THE EXERCISE | State the number of lines that contain "name", with no other text.

Figure record extracts |
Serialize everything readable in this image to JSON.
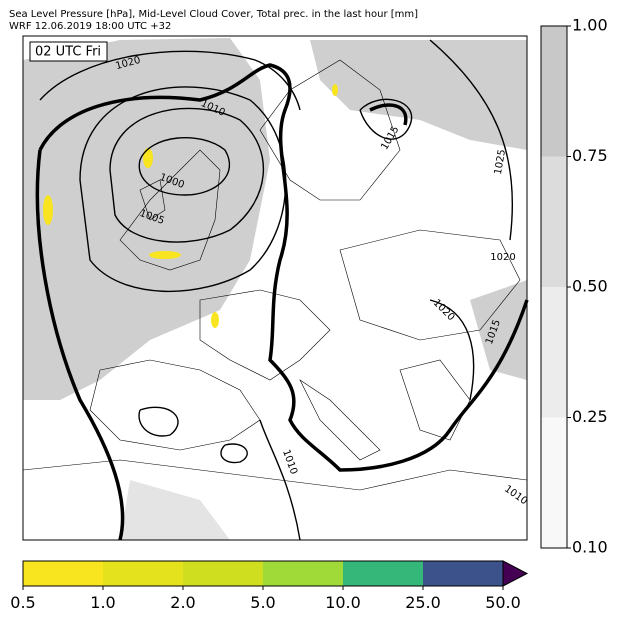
{
  "header": {
    "title_line1": "Sea Level Pressure [hPa], Mid-Level Cloud Cover, Total prec. in the last hour [mm]",
    "title_line2": "WRF 12.06.2019 18:00 UTC +32"
  },
  "map": {
    "time_label": "02 UTC Fri",
    "isobar_labels": [
      "1020",
      "1010",
      "1000",
      "1005",
      "1015",
      "1025",
      "1020",
      "1020",
      "1015",
      "1010",
      "1010"
    ]
  },
  "cloud_colorbar": {
    "ticks": [
      "1.00",
      "0.75",
      "0.50",
      "0.25",
      "0.10"
    ],
    "colors": [
      "#c8c8c8",
      "#dcdcdc",
      "#ececec",
      "#f8f8f8"
    ]
  },
  "precip_colorbar": {
    "ticks": [
      "0.5",
      "1.0",
      "2.0",
      "5.0",
      "10.0",
      "25.0",
      "50.0"
    ],
    "colors": [
      "#f9e51f",
      "#e3e21c",
      "#cfdf20",
      "#a0da39",
      "#35b779",
      "#3b528b",
      "#440154"
    ]
  }
}
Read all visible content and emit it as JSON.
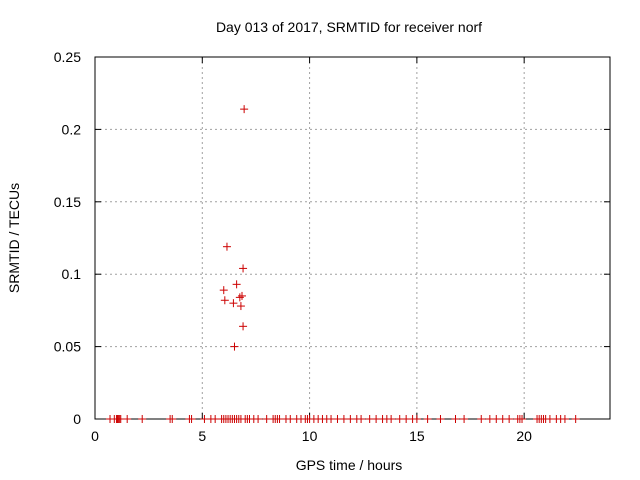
{
  "chart_data": {
    "type": "scatter",
    "title": "Day 013 of 2017, SRMTID for receiver norf",
    "xlabel": "GPS time / hours",
    "ylabel": "SRMTID / TECUs",
    "xlim": [
      0,
      24
    ],
    "ylim": [
      0,
      0.25
    ],
    "x_ticks": [
      0,
      5,
      10,
      15,
      20
    ],
    "y_ticks": [
      0,
      0.05,
      0.1,
      0.15,
      0.2,
      0.25
    ],
    "x_tick_labels": [
      "0",
      "5",
      "10",
      "15",
      "20"
    ],
    "y_tick_labels": [
      "0",
      "0.05",
      "0.1",
      "0.15",
      "0.2",
      "0.25"
    ],
    "grid": true,
    "marker": "plus",
    "color": "#cc0000",
    "series": [
      {
        "points": [
          [
            6.95,
            0.214
          ],
          [
            6.15,
            0.119
          ],
          [
            6.9,
            0.104
          ],
          [
            6.6,
            0.093
          ],
          [
            6.0,
            0.089
          ],
          [
            6.85,
            0.085
          ],
          [
            6.75,
            0.084
          ],
          [
            6.05,
            0.082
          ],
          [
            6.45,
            0.08
          ],
          [
            6.8,
            0.078
          ],
          [
            6.9,
            0.064
          ],
          [
            6.5,
            0.05
          ],
          [
            0.7,
            0
          ],
          [
            0.9,
            0
          ],
          [
            1.0,
            0
          ],
          [
            1.05,
            0
          ],
          [
            1.1,
            0
          ],
          [
            1.15,
            0
          ],
          [
            1.2,
            0
          ],
          [
            1.5,
            0
          ],
          [
            2.2,
            0
          ],
          [
            3.5,
            0
          ],
          [
            3.6,
            0
          ],
          [
            4.4,
            0
          ],
          [
            4.5,
            0
          ],
          [
            5.1,
            0
          ],
          [
            5.4,
            0
          ],
          [
            5.6,
            0
          ],
          [
            5.9,
            0
          ],
          [
            6.0,
            0
          ],
          [
            6.1,
            0
          ],
          [
            6.2,
            0
          ],
          [
            6.3,
            0
          ],
          [
            6.4,
            0
          ],
          [
            6.5,
            0
          ],
          [
            6.6,
            0
          ],
          [
            6.7,
            0
          ],
          [
            6.8,
            0
          ],
          [
            7.0,
            0
          ],
          [
            7.1,
            0
          ],
          [
            7.2,
            0
          ],
          [
            7.4,
            0
          ],
          [
            7.6,
            0
          ],
          [
            8.0,
            0
          ],
          [
            8.3,
            0
          ],
          [
            8.4,
            0
          ],
          [
            8.5,
            0
          ],
          [
            8.6,
            0
          ],
          [
            8.9,
            0
          ],
          [
            9.1,
            0
          ],
          [
            9.4,
            0
          ],
          [
            9.6,
            0
          ],
          [
            9.8,
            0
          ],
          [
            9.9,
            0
          ],
          [
            10.0,
            0
          ],
          [
            10.2,
            0
          ],
          [
            10.4,
            0
          ],
          [
            10.6,
            0
          ],
          [
            10.8,
            0
          ],
          [
            11.0,
            0
          ],
          [
            11.3,
            0
          ],
          [
            11.6,
            0
          ],
          [
            11.9,
            0
          ],
          [
            12.2,
            0
          ],
          [
            12.4,
            0
          ],
          [
            12.8,
            0
          ],
          [
            13.1,
            0
          ],
          [
            13.4,
            0
          ],
          [
            13.6,
            0
          ],
          [
            13.8,
            0
          ],
          [
            14.2,
            0
          ],
          [
            14.5,
            0
          ],
          [
            14.8,
            0
          ],
          [
            15.0,
            0
          ],
          [
            15.5,
            0
          ],
          [
            16.1,
            0
          ],
          [
            16.8,
            0
          ],
          [
            17.2,
            0
          ],
          [
            18.0,
            0
          ],
          [
            18.4,
            0
          ],
          [
            18.7,
            0
          ],
          [
            19.0,
            0
          ],
          [
            19.3,
            0
          ],
          [
            19.7,
            0
          ],
          [
            19.8,
            0
          ],
          [
            19.9,
            0
          ],
          [
            20.6,
            0
          ],
          [
            20.7,
            0
          ],
          [
            20.8,
            0
          ],
          [
            20.9,
            0
          ],
          [
            21.0,
            0
          ],
          [
            21.2,
            0
          ],
          [
            21.5,
            0
          ],
          [
            21.7,
            0
          ],
          [
            21.9,
            0
          ],
          [
            22.4,
            0
          ]
        ]
      }
    ]
  }
}
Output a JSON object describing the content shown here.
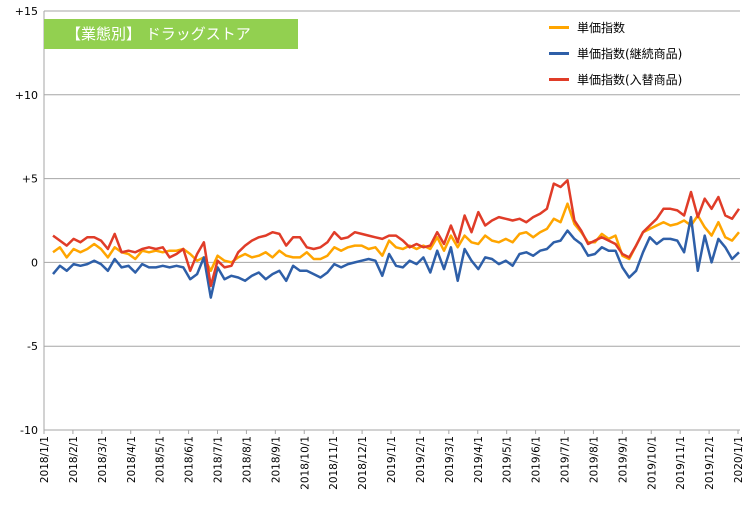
{
  "chart_data": {
    "type": "line",
    "title": "【業態別】 ドラッグストア",
    "ylim": [
      -10,
      15
    ],
    "y_ticks": [
      {
        "value": 15,
        "label": "+15"
      },
      {
        "value": 10,
        "label": "+10"
      },
      {
        "value": 5,
        "label": "+5"
      },
      {
        "value": 0,
        "label": "0"
      },
      {
        "value": -5,
        "label": "-5"
      },
      {
        "value": -10,
        "label": "-10"
      }
    ],
    "x_tick_labels": [
      "2018/1/1",
      "2018/2/1",
      "2018/3/1",
      "2018/4/1",
      "2018/5/1",
      "2018/6/1",
      "2018/7/1",
      "2018/8/1",
      "2018/9/1",
      "2018/10/1",
      "2018/11/1",
      "2018/12/1",
      "2019/1/1",
      "2019/2/1",
      "2019/3/1",
      "2019/4/1",
      "2019/5/1",
      "2019/6/1",
      "2019/7/1",
      "2019/8/1",
      "2019/9/1",
      "2019/10/1",
      "2019/11/1",
      "2019/12/1",
      "2020/1/1"
    ],
    "legend_position": "top-right",
    "grid": "horizontal",
    "series": [
      {
        "name": "単価指数",
        "color": "#ffa500",
        "values": [
          0.6,
          0.9,
          0.3,
          0.8,
          0.6,
          0.8,
          1.1,
          0.8,
          0.3,
          0.9,
          0.6,
          0.5,
          0.2,
          0.7,
          0.6,
          0.7,
          0.6,
          0.7,
          0.7,
          0.8,
          0.5,
          0.1,
          0.3,
          -0.5,
          0.4,
          0.1,
          0.0,
          0.3,
          0.5,
          0.3,
          0.4,
          0.6,
          0.3,
          0.7,
          0.4,
          0.3,
          0.3,
          0.6,
          0.2,
          0.2,
          0.4,
          0.9,
          0.7,
          0.9,
          1.0,
          1.0,
          0.8,
          0.9,
          0.4,
          1.3,
          0.9,
          0.8,
          1.0,
          0.8,
          1.0,
          0.8,
          1.5,
          0.7,
          1.6,
          0.9,
          1.6,
          1.2,
          1.1,
          1.6,
          1.3,
          1.2,
          1.4,
          1.2,
          1.7,
          1.8,
          1.5,
          1.8,
          2.0,
          2.6,
          2.4,
          3.5,
          2.3,
          1.8,
          1.2,
          1.2,
          1.7,
          1.4,
          1.6,
          0.4,
          0.2,
          1.0,
          1.8,
          2.0,
          2.2,
          2.4,
          2.2,
          2.3,
          2.5,
          2.2,
          2.8,
          2.1,
          1.6,
          2.4,
          1.5,
          1.3,
          1.8
        ]
      },
      {
        "name": "単価指数(継続商品)",
        "color": "#2e5fa8",
        "values": [
          -0.7,
          -0.2,
          -0.5,
          -0.1,
          -0.2,
          -0.1,
          0.1,
          -0.1,
          -0.5,
          0.2,
          -0.3,
          -0.2,
          -0.6,
          -0.1,
          -0.3,
          -0.3,
          -0.2,
          -0.3,
          -0.2,
          -0.3,
          -1.0,
          -0.7,
          0.3,
          -2.1,
          -0.3,
          -1.0,
          -0.8,
          -0.9,
          -1.1,
          -0.8,
          -0.6,
          -1.0,
          -0.7,
          -0.5,
          -1.1,
          -0.2,
          -0.5,
          -0.5,
          -0.7,
          -0.9,
          -0.6,
          -0.1,
          -0.3,
          -0.1,
          0.0,
          0.1,
          0.2,
          0.1,
          -0.8,
          0.5,
          -0.2,
          -0.3,
          0.1,
          -0.1,
          0.3,
          -0.6,
          0.7,
          -0.4,
          0.9,
          -1.1,
          0.8,
          0.1,
          -0.4,
          0.3,
          0.2,
          -0.1,
          0.1,
          -0.2,
          0.5,
          0.6,
          0.4,
          0.7,
          0.8,
          1.2,
          1.3,
          1.9,
          1.4,
          1.1,
          0.4,
          0.5,
          0.9,
          0.7,
          0.7,
          -0.3,
          -0.9,
          -0.5,
          0.6,
          1.5,
          1.1,
          1.4,
          1.4,
          1.3,
          0.6,
          2.7,
          -0.5,
          1.6,
          0.0,
          1.4,
          0.9,
          0.2,
          0.6
        ]
      },
      {
        "name": "単価指数(入替商品)",
        "color": "#e03c28",
        "values": [
          1.6,
          1.3,
          1.0,
          1.4,
          1.2,
          1.5,
          1.5,
          1.3,
          0.8,
          1.7,
          0.6,
          0.7,
          0.6,
          0.8,
          0.9,
          0.8,
          0.9,
          0.3,
          0.5,
          0.8,
          -0.5,
          0.5,
          1.2,
          -1.4,
          0.1,
          -0.3,
          -0.2,
          0.6,
          1.0,
          1.3,
          1.5,
          1.6,
          1.8,
          1.7,
          1.0,
          1.5,
          1.5,
          0.9,
          0.8,
          0.9,
          1.2,
          1.8,
          1.4,
          1.5,
          1.8,
          1.7,
          1.6,
          1.5,
          1.4,
          1.6,
          1.6,
          1.3,
          0.9,
          1.1,
          0.9,
          1.0,
          1.8,
          1.1,
          2.2,
          1.2,
          2.8,
          1.8,
          3.0,
          2.2,
          2.5,
          2.7,
          2.6,
          2.5,
          2.6,
          2.4,
          2.7,
          2.9,
          3.2,
          4.7,
          4.5,
          4.9,
          2.5,
          1.9,
          1.1,
          1.3,
          1.5,
          1.3,
          1.1,
          0.5,
          0.3,
          1.0,
          1.8,
          2.2,
          2.6,
          3.2,
          3.2,
          3.1,
          2.8,
          4.2,
          2.7,
          3.8,
          3.2,
          3.9,
          2.8,
          2.6,
          3.2
        ]
      }
    ]
  }
}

PROBLEM SOLUTION | 3